TASK DESCRIPTION: All of the records below should be output exactly.
----------------
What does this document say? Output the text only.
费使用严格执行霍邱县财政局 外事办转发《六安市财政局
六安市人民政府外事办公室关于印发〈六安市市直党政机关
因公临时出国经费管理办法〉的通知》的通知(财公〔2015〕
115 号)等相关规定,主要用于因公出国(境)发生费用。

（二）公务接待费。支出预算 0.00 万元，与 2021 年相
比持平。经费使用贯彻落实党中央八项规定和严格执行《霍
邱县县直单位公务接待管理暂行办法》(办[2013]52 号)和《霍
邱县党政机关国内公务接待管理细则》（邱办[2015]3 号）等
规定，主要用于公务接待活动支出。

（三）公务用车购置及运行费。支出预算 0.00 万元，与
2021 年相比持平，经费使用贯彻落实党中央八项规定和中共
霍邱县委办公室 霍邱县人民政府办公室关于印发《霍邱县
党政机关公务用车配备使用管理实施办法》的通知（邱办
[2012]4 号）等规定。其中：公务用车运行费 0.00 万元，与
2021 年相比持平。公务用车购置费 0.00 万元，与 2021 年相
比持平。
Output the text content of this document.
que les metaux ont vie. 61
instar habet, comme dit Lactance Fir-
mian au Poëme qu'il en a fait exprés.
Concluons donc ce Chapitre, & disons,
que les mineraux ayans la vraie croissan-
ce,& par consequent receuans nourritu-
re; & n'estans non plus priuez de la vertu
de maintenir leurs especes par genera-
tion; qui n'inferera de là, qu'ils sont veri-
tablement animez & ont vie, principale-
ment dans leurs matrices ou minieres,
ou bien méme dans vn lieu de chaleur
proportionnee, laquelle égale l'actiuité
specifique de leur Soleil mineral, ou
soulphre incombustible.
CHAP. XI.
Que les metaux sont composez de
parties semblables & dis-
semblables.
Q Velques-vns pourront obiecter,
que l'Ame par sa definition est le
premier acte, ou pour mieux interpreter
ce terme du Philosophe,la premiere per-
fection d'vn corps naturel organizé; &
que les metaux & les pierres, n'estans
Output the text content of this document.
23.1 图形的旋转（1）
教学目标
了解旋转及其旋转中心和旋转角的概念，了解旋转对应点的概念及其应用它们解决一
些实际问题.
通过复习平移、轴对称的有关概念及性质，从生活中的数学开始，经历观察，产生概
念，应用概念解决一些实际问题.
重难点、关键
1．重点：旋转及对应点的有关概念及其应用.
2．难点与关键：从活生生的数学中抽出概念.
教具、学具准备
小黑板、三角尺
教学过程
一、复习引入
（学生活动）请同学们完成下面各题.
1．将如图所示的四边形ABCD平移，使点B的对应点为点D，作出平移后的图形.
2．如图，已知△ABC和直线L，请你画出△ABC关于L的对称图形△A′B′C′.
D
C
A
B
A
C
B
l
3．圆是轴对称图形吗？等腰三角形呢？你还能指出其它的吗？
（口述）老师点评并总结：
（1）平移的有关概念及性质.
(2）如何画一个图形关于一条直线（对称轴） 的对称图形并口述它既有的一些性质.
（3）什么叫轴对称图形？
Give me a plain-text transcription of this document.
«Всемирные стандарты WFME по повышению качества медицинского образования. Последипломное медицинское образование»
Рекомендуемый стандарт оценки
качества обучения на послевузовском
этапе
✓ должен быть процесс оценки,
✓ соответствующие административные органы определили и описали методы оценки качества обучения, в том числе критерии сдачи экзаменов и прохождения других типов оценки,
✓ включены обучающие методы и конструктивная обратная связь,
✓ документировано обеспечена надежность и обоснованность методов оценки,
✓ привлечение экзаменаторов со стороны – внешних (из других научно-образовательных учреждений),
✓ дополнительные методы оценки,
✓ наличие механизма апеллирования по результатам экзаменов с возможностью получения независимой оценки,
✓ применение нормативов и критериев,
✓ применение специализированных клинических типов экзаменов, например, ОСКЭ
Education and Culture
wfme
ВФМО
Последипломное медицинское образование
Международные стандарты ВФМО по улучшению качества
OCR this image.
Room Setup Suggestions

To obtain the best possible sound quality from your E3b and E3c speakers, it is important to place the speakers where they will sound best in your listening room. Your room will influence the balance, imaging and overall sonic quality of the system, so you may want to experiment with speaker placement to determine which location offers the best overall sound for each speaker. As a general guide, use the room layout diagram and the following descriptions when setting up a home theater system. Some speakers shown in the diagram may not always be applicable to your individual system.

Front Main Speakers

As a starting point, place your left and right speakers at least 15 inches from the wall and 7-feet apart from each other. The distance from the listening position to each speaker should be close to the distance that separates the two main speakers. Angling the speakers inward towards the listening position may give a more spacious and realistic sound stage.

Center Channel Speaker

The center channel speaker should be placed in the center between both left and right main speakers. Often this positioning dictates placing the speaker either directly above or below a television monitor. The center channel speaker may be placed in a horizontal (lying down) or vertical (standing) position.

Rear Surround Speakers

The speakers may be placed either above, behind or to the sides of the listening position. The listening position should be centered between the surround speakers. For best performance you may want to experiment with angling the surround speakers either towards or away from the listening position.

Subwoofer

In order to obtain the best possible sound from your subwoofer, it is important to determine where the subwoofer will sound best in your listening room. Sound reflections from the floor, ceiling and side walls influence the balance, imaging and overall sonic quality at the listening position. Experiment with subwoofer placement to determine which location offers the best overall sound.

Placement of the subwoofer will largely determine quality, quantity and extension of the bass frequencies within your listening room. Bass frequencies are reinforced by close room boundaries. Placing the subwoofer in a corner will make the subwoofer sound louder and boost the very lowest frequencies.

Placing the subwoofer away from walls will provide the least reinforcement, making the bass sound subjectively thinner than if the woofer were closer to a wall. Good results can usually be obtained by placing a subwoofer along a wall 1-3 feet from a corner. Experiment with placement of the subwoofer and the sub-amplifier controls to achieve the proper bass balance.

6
----------------
ANSWER FOR THIS EXERCISE:
What does this document say? Output the text only.
费使用严格执行霍邱县财政局 外事办转发《六安市财政局
六安市人民政府外事办公室关于印发〈六安市市直党政机关
因公临时出国经费管理办法〉的通知》的通知(财公〔2015〕
115 号)等相关规定,主要用于因公出国(境)发生费用。

（二）公务接待费。支出预算 0.00 万元，与 2021 年相
比持平。经费使用贯彻落实党中央八项规定和严格执行《霍
邱县县直单位公务接待管理暂行办法》(办[2013]52 号)和《霍
邱县党政机关国内公务接待管理细则》（邱办[2015]3 号）等
规定，主要用于公务接待活动支出。

（三）公务用车购置及运行费。支出预算 0.00 万元，与
2021 年相比持平，经费使用贯彻落实党中央八项规定和中共
霍邱县委办公室 霍邱县人民政府办公室关于印发《霍邱县
党政机关公务用车配备使用管理实施办法》的通知（邱办
[2012]4 号）等规定。其中：公务用车运行费 0.00 万元，与
2021 年相比持平。公务用车购置费 0.00 万元，与 2021 年相
比持平。
Output the text content of this document.
que les metaux ont vie. 61
instar habet, comme dit Lactance Fir-
mian au Poëme qu'il en a fait exprés.
Concluons donc ce Chapitre, & disons,
que les mineraux ayans la vraie croissan-
ce,& par consequent receuans nourritu-
re; & n'estans non plus priuez de la vertu
de maintenir leurs especes par genera-
tion; qui n'inferera de là, qu'ils sont veri-
tablement animez & ont vie, principale-
ment dans leurs matrices ou minieres,
ou bien méme dans vn lieu de chaleur
proportionnee, laquelle égale l'actiuité
specifique de leur Soleil mineral, ou
soulphre incombustible.
CHAP. XI.
Que les metaux sont composez de
parties semblables & dis-
semblables.
Q Velques-vns pourront obiecter,
que l'Ame par sa definition est le
premier acte, ou pour mieux interpreter
ce terme du Philosophe,la premiere per-
fection d'vn corps naturel organizé; &
que les metaux & les pierres, n'estans
Output the text content of this document.
23.1 图形的旋转（1）
教学目标
了解旋转及其旋转中心和旋转角的概念，了解旋转对应点的概念及其应用它们解决一
些实际问题.
通过复习平移、轴对称的有关概念及性质，从生活中的数学开始，经历观察，产生概
念，应用概念解决一些实际问题.
重难点、关键
1．重点：旋转及对应点的有关概念及其应用.
2．难点与关键：从活生生的数学中抽出概念.
教具、学具准备
小黑板、三角尺
教学过程
一、复习引入
（学生活动）请同学们完成下面各题.
1．将如图所示的四边形ABCD平移，使点B的对应点为点D，作出平移后的图形.
2．如图，已知△ABC和直线L，请你画出△ABC关于L的对称图形△A′B′C′.
D
C
A
B
A
C
B
l
3．圆是轴对称图形吗？等腰三角形呢？你还能指出其它的吗？
（口述）老师点评并总结：
（1）平移的有关概念及性质.
(2）如何画一个图形关于一条直线（对称轴） 的对称图形并口述它既有的一些性质.
（3）什么叫轴对称图形？
Give me a plain-text transcription of this document.
«Всемирные стандарты WFME по повышению качества медицинского образования. Последипломное медицинское образование»
Рекомендуемый стандарт оценки
качества обучения на послевузовском
этапе
✓ должен быть процесс оценки,
✓ соответствующие административные органы определили и описали методы оценки качества обучения, в том числе критерии сдачи экзаменов и прохождения других типов оценки,
✓ включены обучающие методы и конструктивная обратная связь,
✓ документировано обеспечена надежность и обоснованность методов оценки,
✓ привлечение экзаменаторов со стороны – внешних (из других научно-образовательных учреждений),
✓ дополнительные методы оценки,
✓ наличие механизма апеллирования по результатам экзаменов с возможностью получения независимой оценки,
✓ применение нормативов и критериев,
✓ применение специализированных клинических типов экзаменов, например, ОСКЭ
Education and Culture
wfme
ВФМО
Последипломное медицинское образование
Международные стандарты ВФМО по улучшению качества
OCR this image.
Room Setup Suggestions

To obtain the best possible sound quality from your E3b and E3c speakers, it is important to place the speakers where they will sound best in your listening room. Your room will influence the balance, imaging and overall sonic quality of the system, so you may want to experiment with speaker placement to determine which location offers the best overall sound for each speaker. As a general guide, use the room layout diagram and the following descriptions when setting up a home theater system. Some speakers shown in the diagram may not always be applicable to your individual system.

Front Main Speakers

As a starting point, place your left and right speakers at least 15 inches from the wall and 7-feet apart from each other. The distance from the listening position to each speaker should be close to the distance that separates the two main speakers. Angling the speakers inward towards the listening position may give a more spacious and realistic sound stage.

Center Channel Speaker

The center channel speaker should be placed in the center between both left and right main speakers. Often this positioning dictates placing the speaker either directly above or below a television monitor. The center channel speaker may be placed in a horizontal (lying down) or vertical (standing) position.

Rear Surround Speakers

The speakers may be placed either above, behind or to the sides of the listening position. The listening position should be centered between the surround speakers. For best performance you may want to experiment with angling the surround speakers either towards or away from the listening position.

Subwoofer

In order to obtain the best possible sound from your subwoofer, it is important to determine where the subwoofer will sound best in your listening room. Sound reflections from the floor, ceiling and side walls influence the balance, imaging and overall sonic quality at the listening position. Experiment with subwoofer placement to determine which location offers the best overall sound.

Placement of the subwoofer will largely determine quality, quantity and extension of the bass frequencies within your listening room. Bass frequencies are reinforced by close room boundaries. Placing the subwoofer in a corner will make the subwoofer sound louder and boost the very lowest frequencies.

Placing the subwoofer away from walls will provide the least reinforcement, making the bass sound subjectively thinner than if the woofer were closer to a wall. Good results can usually be obtained by placing a subwoofer along a wall 1-3 feet from a corner. Experiment with placement of the subwoofer and the sub-amplifier controls to achieve the proper bass balance.

6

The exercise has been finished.